= Exercise =
Copy out the records precisely, omitting pictures.

— Start Dataset extract —

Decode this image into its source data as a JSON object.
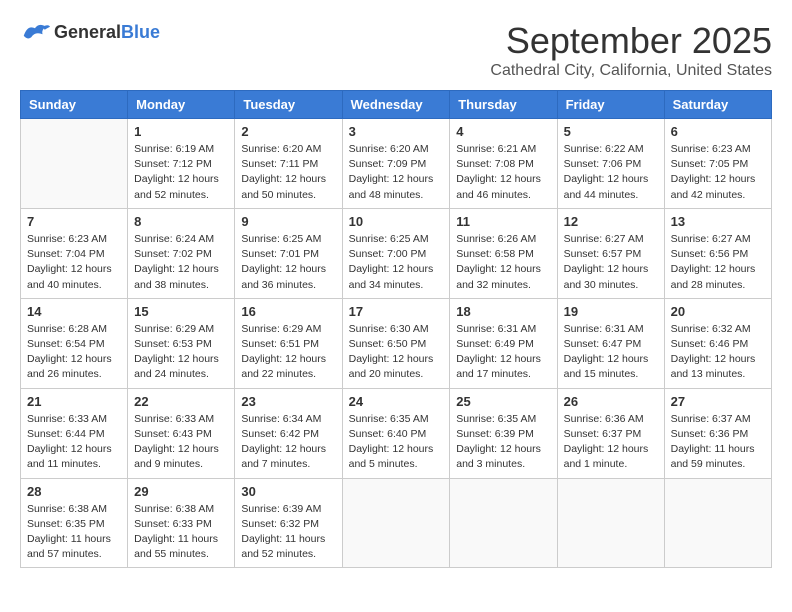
{
  "header": {
    "logo": {
      "general": "General",
      "blue": "Blue"
    },
    "title": "September 2025",
    "location": "Cathedral City, California, United States"
  },
  "calendar": {
    "days_of_week": [
      "Sunday",
      "Monday",
      "Tuesday",
      "Wednesday",
      "Thursday",
      "Friday",
      "Saturday"
    ],
    "weeks": [
      [
        {
          "day": "",
          "content": ""
        },
        {
          "day": "1",
          "content": "Sunrise: 6:19 AM\nSunset: 7:12 PM\nDaylight: 12 hours\nand 52 minutes."
        },
        {
          "day": "2",
          "content": "Sunrise: 6:20 AM\nSunset: 7:11 PM\nDaylight: 12 hours\nand 50 minutes."
        },
        {
          "day": "3",
          "content": "Sunrise: 6:20 AM\nSunset: 7:09 PM\nDaylight: 12 hours\nand 48 minutes."
        },
        {
          "day": "4",
          "content": "Sunrise: 6:21 AM\nSunset: 7:08 PM\nDaylight: 12 hours\nand 46 minutes."
        },
        {
          "day": "5",
          "content": "Sunrise: 6:22 AM\nSunset: 7:06 PM\nDaylight: 12 hours\nand 44 minutes."
        },
        {
          "day": "6",
          "content": "Sunrise: 6:23 AM\nSunset: 7:05 PM\nDaylight: 12 hours\nand 42 minutes."
        }
      ],
      [
        {
          "day": "7",
          "content": "Sunrise: 6:23 AM\nSunset: 7:04 PM\nDaylight: 12 hours\nand 40 minutes."
        },
        {
          "day": "8",
          "content": "Sunrise: 6:24 AM\nSunset: 7:02 PM\nDaylight: 12 hours\nand 38 minutes."
        },
        {
          "day": "9",
          "content": "Sunrise: 6:25 AM\nSunset: 7:01 PM\nDaylight: 12 hours\nand 36 minutes."
        },
        {
          "day": "10",
          "content": "Sunrise: 6:25 AM\nSunset: 7:00 PM\nDaylight: 12 hours\nand 34 minutes."
        },
        {
          "day": "11",
          "content": "Sunrise: 6:26 AM\nSunset: 6:58 PM\nDaylight: 12 hours\nand 32 minutes."
        },
        {
          "day": "12",
          "content": "Sunrise: 6:27 AM\nSunset: 6:57 PM\nDaylight: 12 hours\nand 30 minutes."
        },
        {
          "day": "13",
          "content": "Sunrise: 6:27 AM\nSunset: 6:56 PM\nDaylight: 12 hours\nand 28 minutes."
        }
      ],
      [
        {
          "day": "14",
          "content": "Sunrise: 6:28 AM\nSunset: 6:54 PM\nDaylight: 12 hours\nand 26 minutes."
        },
        {
          "day": "15",
          "content": "Sunrise: 6:29 AM\nSunset: 6:53 PM\nDaylight: 12 hours\nand 24 minutes."
        },
        {
          "day": "16",
          "content": "Sunrise: 6:29 AM\nSunset: 6:51 PM\nDaylight: 12 hours\nand 22 minutes."
        },
        {
          "day": "17",
          "content": "Sunrise: 6:30 AM\nSunset: 6:50 PM\nDaylight: 12 hours\nand 20 minutes."
        },
        {
          "day": "18",
          "content": "Sunrise: 6:31 AM\nSunset: 6:49 PM\nDaylight: 12 hours\nand 17 minutes."
        },
        {
          "day": "19",
          "content": "Sunrise: 6:31 AM\nSunset: 6:47 PM\nDaylight: 12 hours\nand 15 minutes."
        },
        {
          "day": "20",
          "content": "Sunrise: 6:32 AM\nSunset: 6:46 PM\nDaylight: 12 hours\nand 13 minutes."
        }
      ],
      [
        {
          "day": "21",
          "content": "Sunrise: 6:33 AM\nSunset: 6:44 PM\nDaylight: 12 hours\nand 11 minutes."
        },
        {
          "day": "22",
          "content": "Sunrise: 6:33 AM\nSunset: 6:43 PM\nDaylight: 12 hours\nand 9 minutes."
        },
        {
          "day": "23",
          "content": "Sunrise: 6:34 AM\nSunset: 6:42 PM\nDaylight: 12 hours\nand 7 minutes."
        },
        {
          "day": "24",
          "content": "Sunrise: 6:35 AM\nSunset: 6:40 PM\nDaylight: 12 hours\nand 5 minutes."
        },
        {
          "day": "25",
          "content": "Sunrise: 6:35 AM\nSunset: 6:39 PM\nDaylight: 12 hours\nand 3 minutes."
        },
        {
          "day": "26",
          "content": "Sunrise: 6:36 AM\nSunset: 6:37 PM\nDaylight: 12 hours\nand 1 minute."
        },
        {
          "day": "27",
          "content": "Sunrise: 6:37 AM\nSunset: 6:36 PM\nDaylight: 11 hours\nand 59 minutes."
        }
      ],
      [
        {
          "day": "28",
          "content": "Sunrise: 6:38 AM\nSunset: 6:35 PM\nDaylight: 11 hours\nand 57 minutes."
        },
        {
          "day": "29",
          "content": "Sunrise: 6:38 AM\nSunset: 6:33 PM\nDaylight: 11 hours\nand 55 minutes."
        },
        {
          "day": "30",
          "content": "Sunrise: 6:39 AM\nSunset: 6:32 PM\nDaylight: 11 hours\nand 52 minutes."
        },
        {
          "day": "",
          "content": ""
        },
        {
          "day": "",
          "content": ""
        },
        {
          "day": "",
          "content": ""
        },
        {
          "day": "",
          "content": ""
        }
      ]
    ]
  }
}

— End Dataset extract —

= Exercise answer =
Decode this image into its source data as a JSON object.
{
  "header": {
    "logo": {
      "general": "General",
      "blue": "Blue"
    },
    "title": "September 2025",
    "location": "Cathedral City, California, United States"
  },
  "calendar": {
    "days_of_week": [
      "Sunday",
      "Monday",
      "Tuesday",
      "Wednesday",
      "Thursday",
      "Friday",
      "Saturday"
    ],
    "weeks": [
      [
        {
          "day": "",
          "content": ""
        },
        {
          "day": "1",
          "content": "Sunrise: 6:19 AM\nSunset: 7:12 PM\nDaylight: 12 hours\nand 52 minutes."
        },
        {
          "day": "2",
          "content": "Sunrise: 6:20 AM\nSunset: 7:11 PM\nDaylight: 12 hours\nand 50 minutes."
        },
        {
          "day": "3",
          "content": "Sunrise: 6:20 AM\nSunset: 7:09 PM\nDaylight: 12 hours\nand 48 minutes."
        },
        {
          "day": "4",
          "content": "Sunrise: 6:21 AM\nSunset: 7:08 PM\nDaylight: 12 hours\nand 46 minutes."
        },
        {
          "day": "5",
          "content": "Sunrise: 6:22 AM\nSunset: 7:06 PM\nDaylight: 12 hours\nand 44 minutes."
        },
        {
          "day": "6",
          "content": "Sunrise: 6:23 AM\nSunset: 7:05 PM\nDaylight: 12 hours\nand 42 minutes."
        }
      ],
      [
        {
          "day": "7",
          "content": "Sunrise: 6:23 AM\nSunset: 7:04 PM\nDaylight: 12 hours\nand 40 minutes."
        },
        {
          "day": "8",
          "content": "Sunrise: 6:24 AM\nSunset: 7:02 PM\nDaylight: 12 hours\nand 38 minutes."
        },
        {
          "day": "9",
          "content": "Sunrise: 6:25 AM\nSunset: 7:01 PM\nDaylight: 12 hours\nand 36 minutes."
        },
        {
          "day": "10",
          "content": "Sunrise: 6:25 AM\nSunset: 7:00 PM\nDaylight: 12 hours\nand 34 minutes."
        },
        {
          "day": "11",
          "content": "Sunrise: 6:26 AM\nSunset: 6:58 PM\nDaylight: 12 hours\nand 32 minutes."
        },
        {
          "day": "12",
          "content": "Sunrise: 6:27 AM\nSunset: 6:57 PM\nDaylight: 12 hours\nand 30 minutes."
        },
        {
          "day": "13",
          "content": "Sunrise: 6:27 AM\nSunset: 6:56 PM\nDaylight: 12 hours\nand 28 minutes."
        }
      ],
      [
        {
          "day": "14",
          "content": "Sunrise: 6:28 AM\nSunset: 6:54 PM\nDaylight: 12 hours\nand 26 minutes."
        },
        {
          "day": "15",
          "content": "Sunrise: 6:29 AM\nSunset: 6:53 PM\nDaylight: 12 hours\nand 24 minutes."
        },
        {
          "day": "16",
          "content": "Sunrise: 6:29 AM\nSunset: 6:51 PM\nDaylight: 12 hours\nand 22 minutes."
        },
        {
          "day": "17",
          "content": "Sunrise: 6:30 AM\nSunset: 6:50 PM\nDaylight: 12 hours\nand 20 minutes."
        },
        {
          "day": "18",
          "content": "Sunrise: 6:31 AM\nSunset: 6:49 PM\nDaylight: 12 hours\nand 17 minutes."
        },
        {
          "day": "19",
          "content": "Sunrise: 6:31 AM\nSunset: 6:47 PM\nDaylight: 12 hours\nand 15 minutes."
        },
        {
          "day": "20",
          "content": "Sunrise: 6:32 AM\nSunset: 6:46 PM\nDaylight: 12 hours\nand 13 minutes."
        }
      ],
      [
        {
          "day": "21",
          "content": "Sunrise: 6:33 AM\nSunset: 6:44 PM\nDaylight: 12 hours\nand 11 minutes."
        },
        {
          "day": "22",
          "content": "Sunrise: 6:33 AM\nSunset: 6:43 PM\nDaylight: 12 hours\nand 9 minutes."
        },
        {
          "day": "23",
          "content": "Sunrise: 6:34 AM\nSunset: 6:42 PM\nDaylight: 12 hours\nand 7 minutes."
        },
        {
          "day": "24",
          "content": "Sunrise: 6:35 AM\nSunset: 6:40 PM\nDaylight: 12 hours\nand 5 minutes."
        },
        {
          "day": "25",
          "content": "Sunrise: 6:35 AM\nSunset: 6:39 PM\nDaylight: 12 hours\nand 3 minutes."
        },
        {
          "day": "26",
          "content": "Sunrise: 6:36 AM\nSunset: 6:37 PM\nDaylight: 12 hours\nand 1 minute."
        },
        {
          "day": "27",
          "content": "Sunrise: 6:37 AM\nSunset: 6:36 PM\nDaylight: 11 hours\nand 59 minutes."
        }
      ],
      [
        {
          "day": "28",
          "content": "Sunrise: 6:38 AM\nSunset: 6:35 PM\nDaylight: 11 hours\nand 57 minutes."
        },
        {
          "day": "29",
          "content": "Sunrise: 6:38 AM\nSunset: 6:33 PM\nDaylight: 11 hours\nand 55 minutes."
        },
        {
          "day": "30",
          "content": "Sunrise: 6:39 AM\nSunset: 6:32 PM\nDaylight: 11 hours\nand 52 minutes."
        },
        {
          "day": "",
          "content": ""
        },
        {
          "day": "",
          "content": ""
        },
        {
          "day": "",
          "content": ""
        },
        {
          "day": "",
          "content": ""
        }
      ]
    ]
  }
}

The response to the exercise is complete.